### Task description
Return every line below in which "name" appears.

Structured figure records:
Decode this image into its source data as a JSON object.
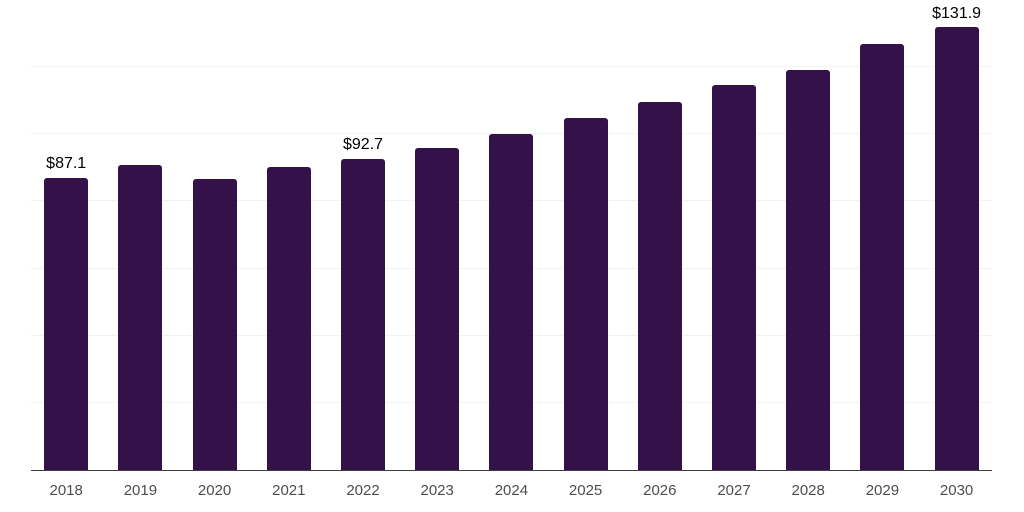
{
  "chart_data": {
    "type": "bar",
    "title": "",
    "xlabel": "",
    "ylabel": "",
    "categories": [
      "2018",
      "2019",
      "2020",
      "2021",
      "2022",
      "2023",
      "2024",
      "2025",
      "2026",
      "2027",
      "2028",
      "2029",
      "2030"
    ],
    "values": [
      87.1,
      91.0,
      86.8,
      90.4,
      92.7,
      95.9,
      100.0,
      104.8,
      109.5,
      114.6,
      119.3,
      126.9,
      131.9
    ],
    "point_labels": [
      "$87.1",
      null,
      null,
      null,
      "$92.7",
      null,
      null,
      null,
      null,
      null,
      null,
      null,
      "$131.9"
    ],
    "ylim": [
      0,
      140
    ],
    "gridline_step": 20,
    "grid": true,
    "legend": false,
    "colors": {
      "bar": "#341149",
      "gridline": "#f2f2f2",
      "axis": "#3f3f3f",
      "tick_label": "#4d4d4d",
      "data_label": "#000000",
      "background": "#ffffff"
    }
  }
}
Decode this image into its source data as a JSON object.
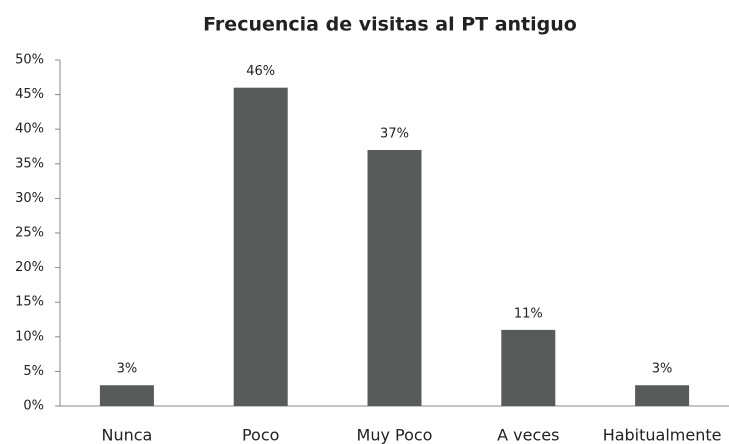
{
  "chart_data": {
    "type": "bar",
    "title": "Frecuencia de visitas al PT antiguo",
    "categories": [
      "Nunca",
      "Poco",
      "Muy Poco",
      "A veces",
      "Habitualmente"
    ],
    "values": [
      3,
      46,
      37,
      11,
      3
    ],
    "value_labels": [
      "3%",
      "46%",
      "37%",
      "11%",
      "3%"
    ],
    "color": "#595b5b",
    "ylim": [
      0,
      50
    ],
    "yticks": [
      {
        "value": 0,
        "label": "0%"
      },
      {
        "value": 5,
        "label": "5%"
      },
      {
        "value": 10,
        "label": "10%"
      },
      {
        "value": 15,
        "label": "15%"
      },
      {
        "value": 20,
        "label": "20%"
      },
      {
        "value": 25,
        "label": "25%"
      },
      {
        "value": 30,
        "label": "30%"
      },
      {
        "value": 35,
        "label": "35%"
      },
      {
        "value": 40,
        "label": "40%"
      },
      {
        "value": 45,
        "label": "45%"
      },
      {
        "value": 50,
        "label": "50%"
      }
    ],
    "grid": false
  }
}
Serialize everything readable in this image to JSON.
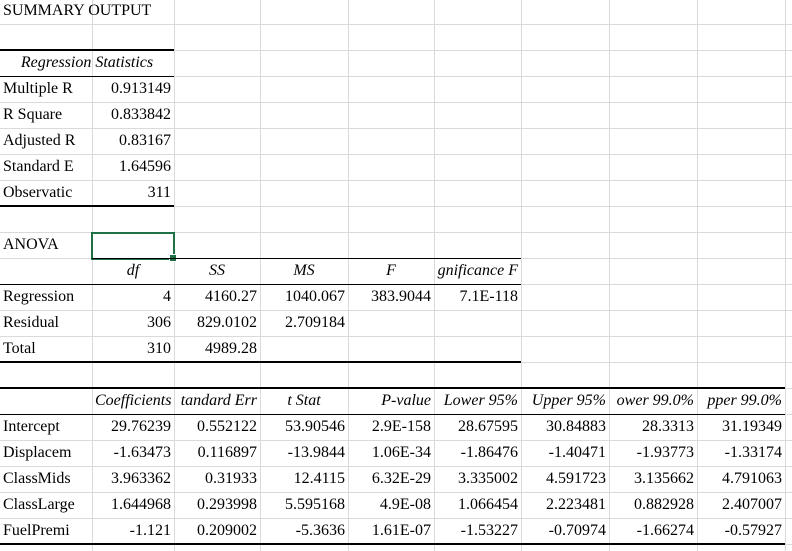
{
  "summary_title": "SUMMARY OUTPUT",
  "regression_statistics": {
    "header": "Regression Statistics",
    "rows": [
      [
        "Multiple R",
        "0.913149"
      ],
      [
        "R Square",
        "0.833842"
      ],
      [
        "Adjusted R",
        "0.83167"
      ],
      [
        "Standard E",
        "1.64596"
      ],
      [
        "Observatic",
        "311"
      ]
    ]
  },
  "anova": {
    "title": "ANOVA",
    "headers": [
      "",
      "df",
      "SS",
      "MS",
      "F",
      "gnificance F"
    ],
    "rows": [
      [
        "Regression",
        "4",
        "4160.27",
        "1040.067",
        "383.9044",
        "7.1E-118"
      ],
      [
        "Residual",
        "306",
        "829.0102",
        "2.709184",
        "",
        ""
      ],
      [
        "Total",
        "310",
        "4989.28",
        "",
        "",
        ""
      ]
    ]
  },
  "coefficients": {
    "headers": [
      "",
      "Coefficients",
      "tandard Err",
      "t Stat",
      "P-value",
      "Lower 95%",
      "Upper 95%",
      "ower 99.0%",
      "pper 99.0%"
    ],
    "rows": [
      [
        "Intercept",
        "29.76239",
        "0.552122",
        "53.90546",
        "2.9E-158",
        "28.67595",
        "30.84883",
        "28.3313",
        "31.19349"
      ],
      [
        "Displacem",
        "-1.63473",
        "0.116897",
        "-13.9844",
        "1.06E-34",
        "-1.86476",
        "-1.40471",
        "-1.93773",
        "-1.33174"
      ],
      [
        "ClassMids",
        "3.963362",
        "0.31933",
        "12.4115",
        "6.32E-29",
        "3.335002",
        "4.591723",
        "3.135662",
        "4.791063"
      ],
      [
        "ClassLarge",
        "1.644968",
        "0.293998",
        "5.595168",
        "4.9E-08",
        "1.066454",
        "2.223481",
        "0.882928",
        "2.407007"
      ],
      [
        "FuelPremi",
        "-1.121",
        "0.209002",
        "-5.3636",
        "1.61E-07",
        "-1.53227",
        "-0.70974",
        "-1.66274",
        "-0.57927"
      ]
    ]
  }
}
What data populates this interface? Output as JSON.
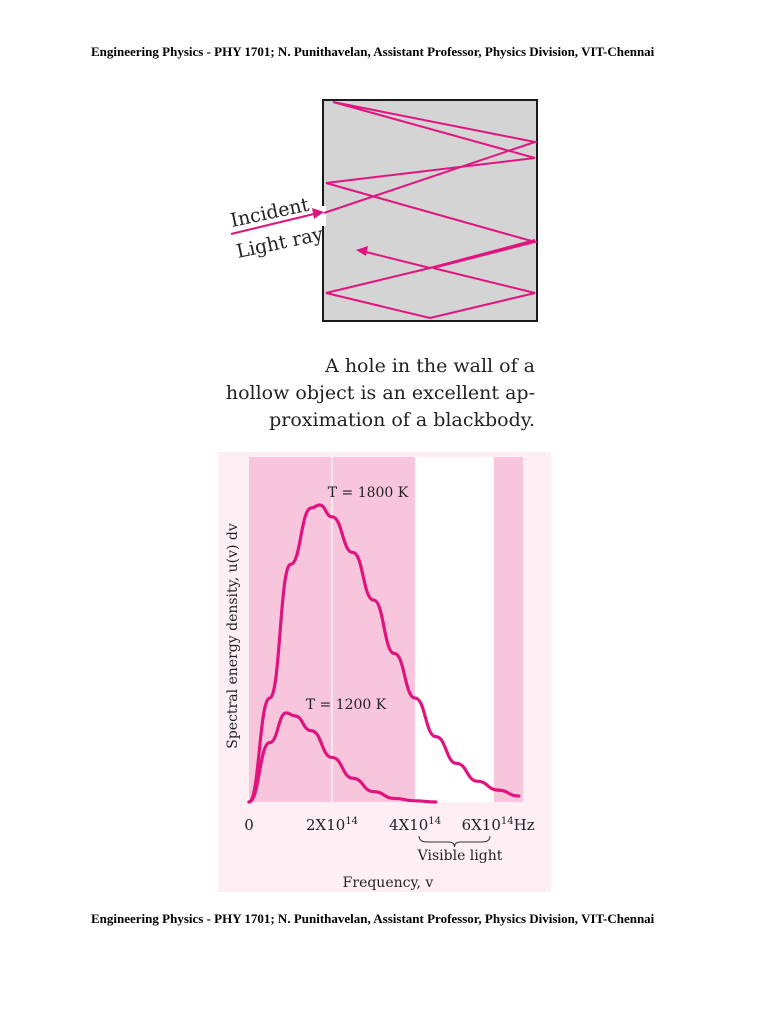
{
  "header": {
    "text": "Engineering Physics - PHY 1701; N. Punithavelan, Assistant Professor, Physics Division, VIT-Chennai"
  },
  "footer": {
    "text": "Engineering Physics - PHY 1701; N. Punithavelan, Assistant Professor, Physics Division, VIT-Chennai"
  },
  "cavity_figure": {
    "label_line1": "Incident",
    "label_line2": "Light ray",
    "caption_lines": [
      "A hole in the wall of a",
      "hollow object is an excellent ap-",
      "proximation of a blackbody."
    ],
    "colors": {
      "ray": "#e0147f",
      "cavity": "#d4d4d4",
      "wall": "#1a1a1a"
    }
  },
  "chart_data": {
    "type": "line",
    "ylabel": "Spectral energy density, u(v) dv",
    "xlabel": "Frequency, v",
    "x_unit": "Hz",
    "x_tick_labels": [
      "0",
      "2X10",
      "4X10",
      "6X10"
    ],
    "x_tick_exponent": "14",
    "x_ticks": [
      0,
      200000000000000.0,
      400000000000000.0,
      600000000000000.0
    ],
    "xlim": [
      0,
      660000000000000.0
    ],
    "ylim": [
      0,
      1
    ],
    "band_label": "Visible light",
    "visible_band": [
      400000000000000.0,
      590000000000000.0
    ],
    "series": [
      {
        "name": "T = 1800 K",
        "x": [
          0,
          50000000000000.0,
          100000000000000.0,
          150000000000000.0,
          170000000000000.0,
          200000000000000.0,
          250000000000000.0,
          300000000000000.0,
          350000000000000.0,
          400000000000000.0,
          450000000000000.0,
          500000000000000.0,
          550000000000000.0,
          600000000000000.0,
          650000000000000.0
        ],
        "y": [
          0,
          0.35,
          0.8,
          0.99,
          1.0,
          0.96,
          0.84,
          0.68,
          0.5,
          0.35,
          0.22,
          0.13,
          0.07,
          0.04,
          0.02
        ]
      },
      {
        "name": "T = 1200 K",
        "x": [
          0,
          50000000000000.0,
          90000000000000.0,
          110000000000000.0,
          150000000000000.0,
          200000000000000.0,
          250000000000000.0,
          300000000000000.0,
          350000000000000.0,
          400000000000000.0,
          450000000000000.0
        ],
        "y": [
          0,
          0.2,
          0.3,
          0.29,
          0.24,
          0.15,
          0.08,
          0.035,
          0.012,
          0.004,
          0.0
        ]
      }
    ],
    "colors": {
      "curve": "#e0147f",
      "band": "#f7c6dc",
      "panel": "#fdeff4"
    }
  }
}
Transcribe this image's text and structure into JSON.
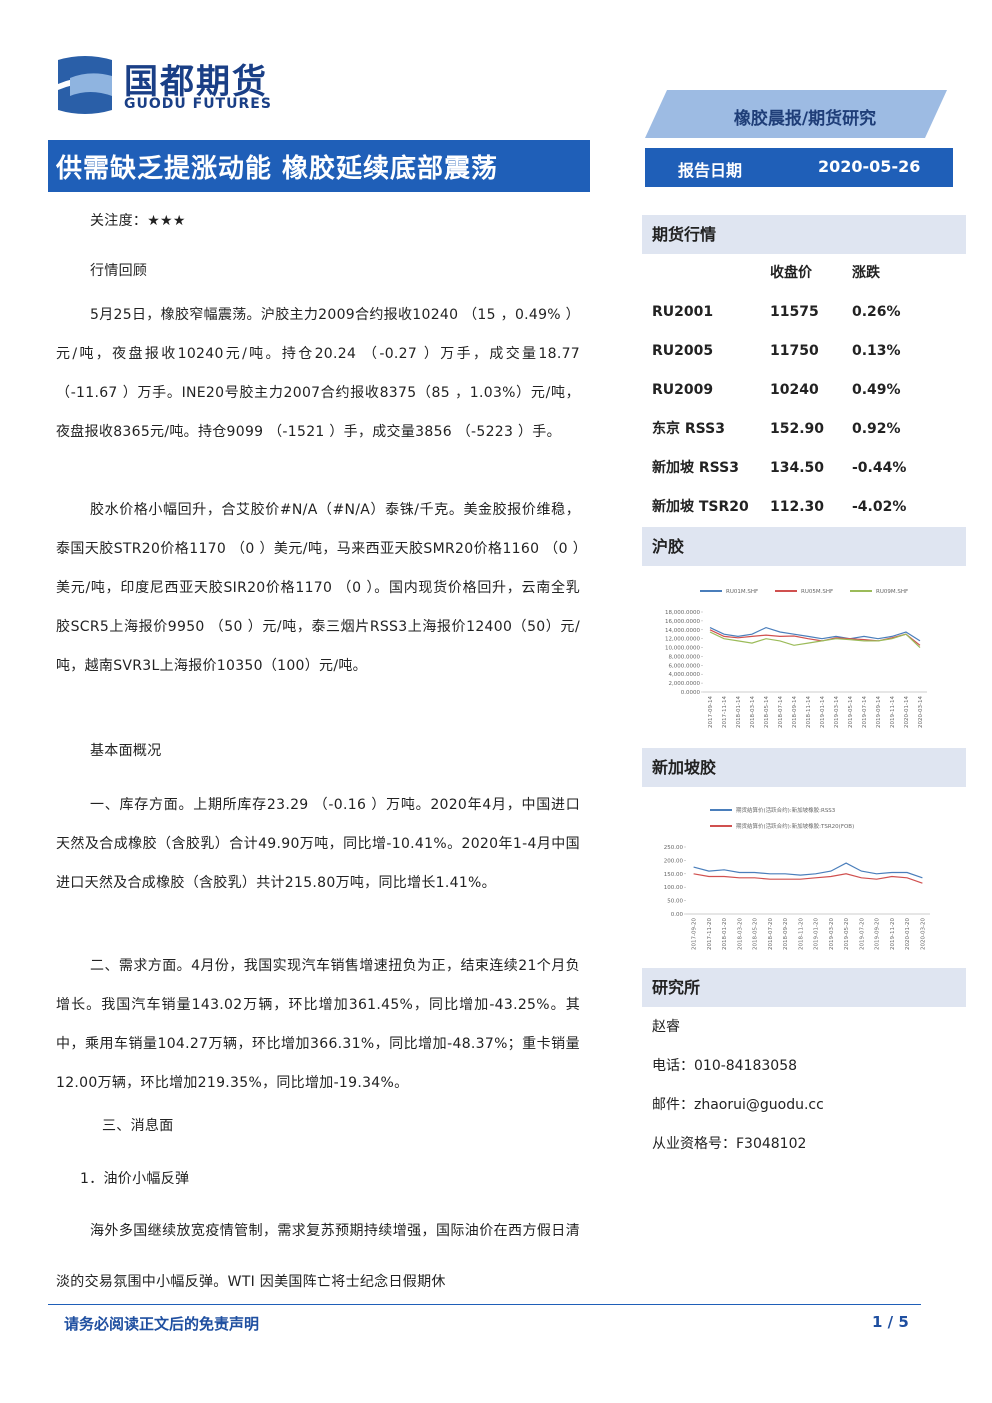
{
  "header": {
    "logo_cn": "国都期货",
    "logo_en": "GUODU FUTURES",
    "category": "橡胶晨报/期货研究",
    "title": "供需缺乏提涨动能 橡胶延续底部震荡",
    "date_label": "报告日期",
    "date": "2020-05-26"
  },
  "body": {
    "paragraphs": [
      "关注度：★★★",
      "行情回顾",
      "5月25日，橡胶窄幅震荡。沪胶主力2009合约报收10240 （15 ，0.49% ）元/吨，夜盘报收10240元/吨。持仓20.24 （-0.27 ）万手，成交量18.77（-11.67 ）万手。INE20号胶主力2007合约报收8375（85 ，1.03%）元/吨，夜盘报收8365元/吨。持仓9099 （-1521 ）手，成交量3856 （-5223 ）手。",
      "胶水价格小幅回升，合艾胶价#N/A（#N/A）泰铢/千克。美金胶报价维稳，泰国天胶STR20价格1170 （0 ）美元/吨，马来西亚天胶SMR20价格1160 （0 ）美元/吨，印度尼西亚天胶SIR20价格1170 （0 ）。国内现货价格回升，云南全乳胶SCR5上海报价9950 （50 ）元/吨，泰三烟片RSS3上海报价12400（50）元/吨，越南SVR3L上海报价10350（100）元/吨。",
      "基本面概况",
      "一、库存方面。上期所库存23.29 （-0.16 ）万吨。2020年4月，中国进口天然及合成橡胶（含胶乳）合计49.90万吨，同比增-10.41%。2020年1-4月中国进口天然及合成橡胶（含胶乳）共计215.80万吨，同比增长1.41%。",
      "二、需求方面。4月份，我国实现汽车销售增速扭负为正，结束连续21个月负增长。我国汽车销量143.02万辆，环比增加361.45%，同比增加-43.25%。其中，乘用车销量104.27万辆，环比增加366.31%，同比增加-48.37%；重卡销量12.00万辆，环比增加219.35%，同比增加-19.34%。",
      "三、消息面",
      "1．油价小幅反弹",
      "海外多国继续放宽疫情管制，需求复苏预期持续增强，国际油价在西方假日清淡的交易氛围中小幅反弹。WTI 因美国阵亡将士纪念日假期休"
    ]
  },
  "sidebar": {
    "market_title": "期货行情",
    "columns": [
      "收盘价",
      "涨跌"
    ],
    "rows": [
      [
        "RU2001",
        "11575",
        "0.26%"
      ],
      [
        "RU2005",
        "11750",
        "0.13%"
      ],
      [
        "RU2009",
        "10240",
        "0.49%"
      ],
      [
        "东京 RSS3",
        "152.90",
        "0.92%"
      ],
      [
        "新加坡 RSS3",
        "134.50",
        "-0.44%"
      ],
      [
        "新加坡 TSR20",
        "112.30",
        "-4.02%"
      ]
    ],
    "section_shfe": "沪胶",
    "section_sgx": "新加坡胶",
    "section_research": "研究所",
    "contacts": [
      "赵睿",
      "电话：010-84183058",
      "邮件：zhaorui@guodu.cc",
      "从业资格号：F3048102"
    ]
  },
  "chart_data": [
    {
      "type": "line",
      "x": [
        "2017-09-14",
        "2017-11-14",
        "2018-01-14",
        "2018-03-14",
        "2018-05-14",
        "2018-07-14",
        "2018-09-14",
        "2018-11-14",
        "2019-01-14",
        "2019-03-14",
        "2019-05-14",
        "2019-07-14",
        "2019-09-14",
        "2019-11-14",
        "2020-01-14",
        "2020-03-14"
      ],
      "series": [
        {
          "name": "RU01M.SHF",
          "color": "#4a7ebb",
          "values": [
            14500,
            13000,
            12500,
            13000,
            14500,
            13500,
            13000,
            12500,
            12000,
            12500,
            12000,
            12500,
            12000,
            12500,
            13500,
            11500
          ]
        },
        {
          "name": "RU05M.SHF",
          "color": "#d0504f",
          "values": [
            14000,
            12500,
            12200,
            12500,
            12800,
            12500,
            12600,
            12000,
            11500,
            12200,
            12000,
            11800,
            11500,
            12200,
            13000,
            10500
          ]
        },
        {
          "name": "RU09M.SHF",
          "color": "#9bbb59",
          "values": [
            13500,
            12000,
            11500,
            11000,
            12000,
            11500,
            10500,
            11000,
            11500,
            12000,
            11800,
            11500,
            11500,
            12000,
            13000,
            10000
          ]
        }
      ],
      "ylim": [
        0,
        18000
      ],
      "yticks": [
        {
          "value": 0,
          "label": "0.0000"
        },
        {
          "value": 2000,
          "label": "2,000.0000"
        },
        {
          "value": 4000,
          "label": "4,000.0000"
        },
        {
          "value": 6000,
          "label": "6,000.0000"
        },
        {
          "value": 8000,
          "label": "8,000.0000"
        },
        {
          "value": 10000,
          "label": "10,000.0000"
        },
        {
          "value": 12000,
          "label": "12,000.0000"
        },
        {
          "value": 14000,
          "label": "14,000.0000"
        },
        {
          "value": 16000,
          "label": "16,000.0000"
        },
        {
          "value": 18000,
          "label": "18,000.0000"
        }
      ]
    },
    {
      "type": "line",
      "x": [
        "2017-09-20",
        "2017-11-20",
        "2018-01-20",
        "2018-03-20",
        "2018-05-20",
        "2018-07-20",
        "2018-09-20",
        "2018-11-20",
        "2019-01-20",
        "2019-03-20",
        "2019-05-20",
        "2019-07-20",
        "2019-09-20",
        "2019-11-20",
        "2020-01-20",
        "2020-03-20"
      ],
      "series": [
        {
          "name": "期货结算价(活跃合约):新加坡橡胶:RSS3",
          "color": "#4a7ebb",
          "values": [
            175,
            160,
            165,
            155,
            155,
            150,
            150,
            145,
            150,
            160,
            190,
            160,
            150,
            155,
            155,
            135
          ]
        },
        {
          "name": "期货结算价(活跃合约):新加坡橡胶:TSR20(FOB)",
          "color": "#d0504f",
          "values": [
            150,
            140,
            140,
            135,
            135,
            130,
            130,
            130,
            135,
            140,
            150,
            135,
            130,
            140,
            135,
            115
          ]
        }
      ],
      "ylim": [
        0,
        250
      ],
      "yticks": [
        {
          "value": 0,
          "label": "0.00"
        },
        {
          "value": 50,
          "label": "50.00"
        },
        {
          "value": 100,
          "label": "100.00"
        },
        {
          "value": 150,
          "label": "150.00"
        },
        {
          "value": 200,
          "label": "200.00"
        },
        {
          "value": 250,
          "label": "250.00"
        }
      ]
    }
  ],
  "footer": {
    "disclaimer": "请务必阅读正文后的免责声明",
    "page": "1 / 5"
  }
}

### Result of this exercise
        "name": "T = 1800 K",
        "name": "T = 1200 K",
          "name": "RU01M.SHF",
          "name": "RU05M.SHF",
          "name": "RU09M.SHF",
          "name": "期货结算价(活跃合约):新加坡橡胶:RSS3",
          "name": "期货结算价(活跃合约):新加坡橡胶:TSR20(FOB)",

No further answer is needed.